- To be done -
Each record is to be printed again precisely as it reads.

(Collected data entries)
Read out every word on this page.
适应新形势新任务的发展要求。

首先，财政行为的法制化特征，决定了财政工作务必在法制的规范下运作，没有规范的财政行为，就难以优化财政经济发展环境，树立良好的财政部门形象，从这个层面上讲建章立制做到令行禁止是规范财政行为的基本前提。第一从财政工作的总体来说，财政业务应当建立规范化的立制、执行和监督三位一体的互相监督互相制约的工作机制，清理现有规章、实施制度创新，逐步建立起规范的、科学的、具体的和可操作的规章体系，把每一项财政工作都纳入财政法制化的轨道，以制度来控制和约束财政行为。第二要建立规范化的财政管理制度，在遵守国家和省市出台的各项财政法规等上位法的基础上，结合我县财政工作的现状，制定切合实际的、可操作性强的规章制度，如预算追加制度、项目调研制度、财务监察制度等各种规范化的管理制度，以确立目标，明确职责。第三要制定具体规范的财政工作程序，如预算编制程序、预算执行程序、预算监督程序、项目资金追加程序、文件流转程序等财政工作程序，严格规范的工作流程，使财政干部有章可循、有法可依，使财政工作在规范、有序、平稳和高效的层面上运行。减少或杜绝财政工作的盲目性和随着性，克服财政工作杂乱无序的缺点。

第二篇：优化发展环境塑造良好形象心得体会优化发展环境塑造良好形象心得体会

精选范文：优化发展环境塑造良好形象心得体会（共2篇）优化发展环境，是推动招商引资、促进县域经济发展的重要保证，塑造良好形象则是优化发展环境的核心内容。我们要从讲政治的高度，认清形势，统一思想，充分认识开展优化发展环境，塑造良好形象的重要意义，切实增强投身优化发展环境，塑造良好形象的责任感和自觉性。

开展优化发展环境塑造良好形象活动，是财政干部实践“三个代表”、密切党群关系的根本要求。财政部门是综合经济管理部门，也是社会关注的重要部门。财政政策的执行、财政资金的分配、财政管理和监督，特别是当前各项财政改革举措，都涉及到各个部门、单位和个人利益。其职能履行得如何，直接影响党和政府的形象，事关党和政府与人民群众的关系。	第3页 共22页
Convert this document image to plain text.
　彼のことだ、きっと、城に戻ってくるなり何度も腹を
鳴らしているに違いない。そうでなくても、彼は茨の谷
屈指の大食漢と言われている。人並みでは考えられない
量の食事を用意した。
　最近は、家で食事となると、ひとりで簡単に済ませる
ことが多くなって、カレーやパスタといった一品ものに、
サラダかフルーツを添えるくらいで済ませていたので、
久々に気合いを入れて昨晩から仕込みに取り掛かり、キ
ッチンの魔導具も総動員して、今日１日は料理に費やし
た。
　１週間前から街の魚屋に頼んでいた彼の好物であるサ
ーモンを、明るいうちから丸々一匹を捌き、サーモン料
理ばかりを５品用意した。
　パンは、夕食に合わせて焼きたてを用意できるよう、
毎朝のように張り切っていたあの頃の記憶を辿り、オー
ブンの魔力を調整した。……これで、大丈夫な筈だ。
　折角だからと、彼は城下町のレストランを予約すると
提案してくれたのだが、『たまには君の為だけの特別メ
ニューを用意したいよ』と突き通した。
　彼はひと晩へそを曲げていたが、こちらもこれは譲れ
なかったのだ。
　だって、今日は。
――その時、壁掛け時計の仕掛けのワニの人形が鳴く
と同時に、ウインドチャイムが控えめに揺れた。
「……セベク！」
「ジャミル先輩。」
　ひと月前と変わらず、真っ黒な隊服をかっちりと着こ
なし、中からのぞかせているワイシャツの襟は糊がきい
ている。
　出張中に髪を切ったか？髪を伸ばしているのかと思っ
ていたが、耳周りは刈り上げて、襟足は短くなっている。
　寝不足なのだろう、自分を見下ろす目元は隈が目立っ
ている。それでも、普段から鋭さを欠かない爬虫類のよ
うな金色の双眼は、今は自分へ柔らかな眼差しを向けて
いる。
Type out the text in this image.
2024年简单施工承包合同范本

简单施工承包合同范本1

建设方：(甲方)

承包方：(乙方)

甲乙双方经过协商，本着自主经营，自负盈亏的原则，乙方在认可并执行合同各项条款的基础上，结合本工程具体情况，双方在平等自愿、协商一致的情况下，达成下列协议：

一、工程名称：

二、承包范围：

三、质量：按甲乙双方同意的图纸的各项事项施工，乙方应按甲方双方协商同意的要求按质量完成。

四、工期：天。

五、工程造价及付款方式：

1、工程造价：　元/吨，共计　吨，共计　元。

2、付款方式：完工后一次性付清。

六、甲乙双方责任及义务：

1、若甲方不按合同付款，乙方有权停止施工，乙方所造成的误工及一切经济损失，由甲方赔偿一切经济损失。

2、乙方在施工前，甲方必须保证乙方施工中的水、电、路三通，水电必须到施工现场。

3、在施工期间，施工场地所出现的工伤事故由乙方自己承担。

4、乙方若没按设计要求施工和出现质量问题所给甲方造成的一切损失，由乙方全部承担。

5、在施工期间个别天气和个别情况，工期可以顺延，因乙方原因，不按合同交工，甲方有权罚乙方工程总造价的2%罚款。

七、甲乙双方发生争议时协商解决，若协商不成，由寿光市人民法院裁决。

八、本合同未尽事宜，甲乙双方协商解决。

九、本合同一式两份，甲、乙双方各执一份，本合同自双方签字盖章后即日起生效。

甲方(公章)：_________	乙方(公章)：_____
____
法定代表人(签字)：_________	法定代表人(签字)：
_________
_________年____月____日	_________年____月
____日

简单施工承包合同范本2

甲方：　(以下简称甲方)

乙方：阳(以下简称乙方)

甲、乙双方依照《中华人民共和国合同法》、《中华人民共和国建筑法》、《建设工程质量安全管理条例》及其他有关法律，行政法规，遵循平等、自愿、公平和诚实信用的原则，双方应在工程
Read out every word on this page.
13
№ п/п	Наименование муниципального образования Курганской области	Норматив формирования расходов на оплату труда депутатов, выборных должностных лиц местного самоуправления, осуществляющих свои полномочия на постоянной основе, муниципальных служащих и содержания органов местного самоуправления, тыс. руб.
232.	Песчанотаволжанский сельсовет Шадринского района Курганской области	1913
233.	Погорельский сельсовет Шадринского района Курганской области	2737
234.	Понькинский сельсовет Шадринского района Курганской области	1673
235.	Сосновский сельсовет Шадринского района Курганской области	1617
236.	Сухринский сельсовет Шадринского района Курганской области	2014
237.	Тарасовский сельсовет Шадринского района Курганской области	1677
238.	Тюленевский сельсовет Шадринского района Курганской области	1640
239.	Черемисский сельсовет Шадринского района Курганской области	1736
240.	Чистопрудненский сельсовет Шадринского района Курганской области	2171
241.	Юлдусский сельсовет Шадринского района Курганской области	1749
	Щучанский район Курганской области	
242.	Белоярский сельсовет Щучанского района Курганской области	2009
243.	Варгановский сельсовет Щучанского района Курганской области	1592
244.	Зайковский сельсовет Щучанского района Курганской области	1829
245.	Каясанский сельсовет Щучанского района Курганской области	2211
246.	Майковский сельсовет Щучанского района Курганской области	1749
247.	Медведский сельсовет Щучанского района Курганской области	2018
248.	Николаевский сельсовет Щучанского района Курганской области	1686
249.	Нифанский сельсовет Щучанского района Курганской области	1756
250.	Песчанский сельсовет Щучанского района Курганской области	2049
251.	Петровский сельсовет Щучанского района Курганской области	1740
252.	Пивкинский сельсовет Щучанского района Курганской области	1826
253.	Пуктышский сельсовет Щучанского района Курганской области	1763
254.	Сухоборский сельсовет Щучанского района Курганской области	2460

- Correct answer -
Read out every word on this page.
适应新形势新任务的发展要求。

首先，财政行为的法制化特征，决定了财政工作务必在法制的规范下运作，没有规范的财政行为，就难以优化财政经济发展环境，树立良好的财政部门形象，从这个层面上讲建章立制做到令行禁止是规范财政行为的基本前提。第一从财政工作的总体来说，财政业务应当建立规范化的立制、执行和监督三位一体的互相监督互相制约的工作机制，清理现有规章、实施制度创新，逐步建立起规范的、科学的、具体的和可操作的规章体系，把每一项财政工作都纳入财政法制化的轨道，以制度来控制和约束财政行为。第二要建立规范化的财政管理制度，在遵守国家和省市出台的各项财政法规等上位法的基础上，结合我县财政工作的现状，制定切合实际的、可操作性强的规章制度，如预算追加制度、项目调研制度、财务监察制度等各种规范化的管理制度，以确立目标，明确职责。第三要制定具体规范的财政工作程序，如预算编制程序、预算执行程序、预算监督程序、项目资金追加程序、文件流转程序等财政工作程序，严格规范的工作流程，使财政干部有章可循、有法可依，使财政工作在规范、有序、平稳和高效的层面上运行。减少或杜绝财政工作的盲目性和随着性，克服财政工作杂乱无序的缺点。

第二篇：优化发展环境塑造良好形象心得体会优化发展环境塑造良好形象心得体会

精选范文：优化发展环境塑造良好形象心得体会（共2篇）优化发展环境，是推动招商引资、促进县域经济发展的重要保证，塑造良好形象则是优化发展环境的核心内容。我们要从讲政治的高度，认清形势，统一思想，充分认识开展优化发展环境，塑造良好形象的重要意义，切实增强投身优化发展环境，塑造良好形象的责任感和自觉性。

开展优化发展环境塑造良好形象活动，是财政干部实践“三个代表”、密切党群关系的根本要求。财政部门是综合经济管理部门，也是社会关注的重要部门。财政政策的执行、财政资金的分配、财政管理和监督，特别是当前各项财政改革举措，都涉及到各个部门、单位和个人利益。其职能履行得如何，直接影响党和政府的形象，事关党和政府与人民群众的关系。	第3页 共22页
Convert this document image to plain text.
　彼のことだ、きっと、城に戻ってくるなり何度も腹を
鳴らしているに違いない。そうでなくても、彼は茨の谷
屈指の大食漢と言われている。人並みでは考えられない
量の食事を用意した。
　最近は、家で食事となると、ひとりで簡単に済ませる
ことが多くなって、カレーやパスタといった一品ものに、
サラダかフルーツを添えるくらいで済ませていたので、
久々に気合いを入れて昨晩から仕込みに取り掛かり、キ
ッチンの魔導具も総動員して、今日１日は料理に費やし
た。
　１週間前から街の魚屋に頼んでいた彼の好物であるサ
ーモンを、明るいうちから丸々一匹を捌き、サーモン料
理ばかりを５品用意した。
　パンは、夕食に合わせて焼きたてを用意できるよう、
毎朝のように張り切っていたあの頃の記憶を辿り、オー
ブンの魔力を調整した。……これで、大丈夫な筈だ。
　折角だからと、彼は城下町のレストランを予約すると
提案してくれたのだが、『たまには君の為だけの特別メ
ニューを用意したいよ』と突き通した。
　彼はひと晩へそを曲げていたが、こちらもこれは譲れ
なかったのだ。
　だって、今日は。
――その時、壁掛け時計の仕掛けのワニの人形が鳴く
と同時に、ウインドチャイムが控えめに揺れた。
「……セベク！」
「ジャミル先輩。」
　ひと月前と変わらず、真っ黒な隊服をかっちりと着こ
なし、中からのぞかせているワイシャツの襟は糊がきい
ている。
　出張中に髪を切ったか？髪を伸ばしているのかと思っ
ていたが、耳周りは刈り上げて、襟足は短くなっている。
　寝不足なのだろう、自分を見下ろす目元は隈が目立っ
ている。それでも、普段から鋭さを欠かない爬虫類のよ
うな金色の双眼は、今は自分へ柔らかな眼差しを向けて
いる。
Type out the text in this image.
2024年简单施工承包合同范本

简单施工承包合同范本1

建设方：(甲方)

承包方：(乙方)

甲乙双方经过协商，本着自主经营，自负盈亏的原则，乙方在认可并执行合同各项条款的基础上，结合本工程具体情况，双方在平等自愿、协商一致的情况下，达成下列协议：

一、工程名称：

二、承包范围：

三、质量：按甲乙双方同意的图纸的各项事项施工，乙方应按甲方双方协商同意的要求按质量完成。

四、工期：天。

五、工程造价及付款方式：

1、工程造价：　元/吨，共计　吨，共计　元。

2、付款方式：完工后一次性付清。

六、甲乙双方责任及义务：

1、若甲方不按合同付款，乙方有权停止施工，乙方所造成的误工及一切经济损失，由甲方赔偿一切经济损失。

2、乙方在施工前，甲方必须保证乙方施工中的水、电、路三通，水电必须到施工现场。

3、在施工期间，施工场地所出现的工伤事故由乙方自己承担。

4、乙方若没按设计要求施工和出现质量问题所给甲方造成的一切损失，由乙方全部承担。

5、在施工期间个别天气和个别情况，工期可以顺延，因乙方原因，不按合同交工，甲方有权罚乙方工程总造价的2%罚款。

七、甲乙双方发生争议时协商解决，若协商不成，由寿光市人民法院裁决。

八、本合同未尽事宜，甲乙双方协商解决。

九、本合同一式两份，甲、乙双方各执一份，本合同自双方签字盖章后即日起生效。

甲方(公章)：_________	乙方(公章)：_____
____
法定代表人(签字)：_________	法定代表人(签字)：
_________
_________年____月____日	_________年____月
____日

简单施工承包合同范本2

甲方：　(以下简称甲方)

乙方：阳(以下简称乙方)

甲、乙双方依照《中华人民共和国合同法》、《中华人民共和国建筑法》、《建设工程质量安全管理条例》及其他有关法律，行政法规，遵循平等、自愿、公平和诚实信用的原则，双方应在工程
Read out every word on this page.
13
№ п/п	Наименование муниципального образования Курганской области	Норматив формирования расходов на оплату труда депутатов, выборных должностных лиц местного самоуправления, осуществляющих свои полномочия на постоянной основе, муниципальных служащих и содержания органов местного самоуправления, тыс. руб.
232.	Песчанотаволжанский сельсовет Шадринского района Курганской области	1913
233.	Погорельский сельсовет Шадринского района Курганской области	2737
234.	Понькинский сельсовет Шадринского района Курганской области	1673
235.	Сосновский сельсовет Шадринского района Курганской области	1617
236.	Сухринский сельсовет Шадринского района Курганской области	2014
237.	Тарасовский сельсовет Шадринского района Курганской области	1677
238.	Тюленевский сельсовет Шадринского района Курганской области	1640
239.	Черемисский сельсовет Шадринского района Курганской области	1736
240.	Чистопрудненский сельсовет Шадринского района Курганской области	2171
241.	Юлдусский сельсовет Шадринского района Курганской области	1749
	Щучанский район Курганской области	
242.	Белоярский сельсовет Щучанского района Курганской области	2009
243.	Варгановский сельсовет Щучанского района Курганской области	1592
244.	Зайковский сельсовет Щучанского района Курганской области	1829
245.	Каясанский сельсовет Щучанского района Курганской области	2211
246.	Майковский сельсовет Щучанского района Курганской области	1749
247.	Медведский сельсовет Щучанского района Курганской области	2018
248.	Николаевский сельсовет Щучанского района Курганской области	1686
249.	Нифанский сельсовет Щучанского района Курганской области	1756
250.	Песчанский сельсовет Щучанского района Курганской области	2049
251.	Петровский сельсовет Щучанского района Курганской области	1740
252.	Пивкинский сельсовет Щучанского района Курганской области	1826
253.	Пуктышский сельсовет Щучанского района Курганской области	1763
254.	Сухоборский сельсовет Щучанского района Курганской области	2460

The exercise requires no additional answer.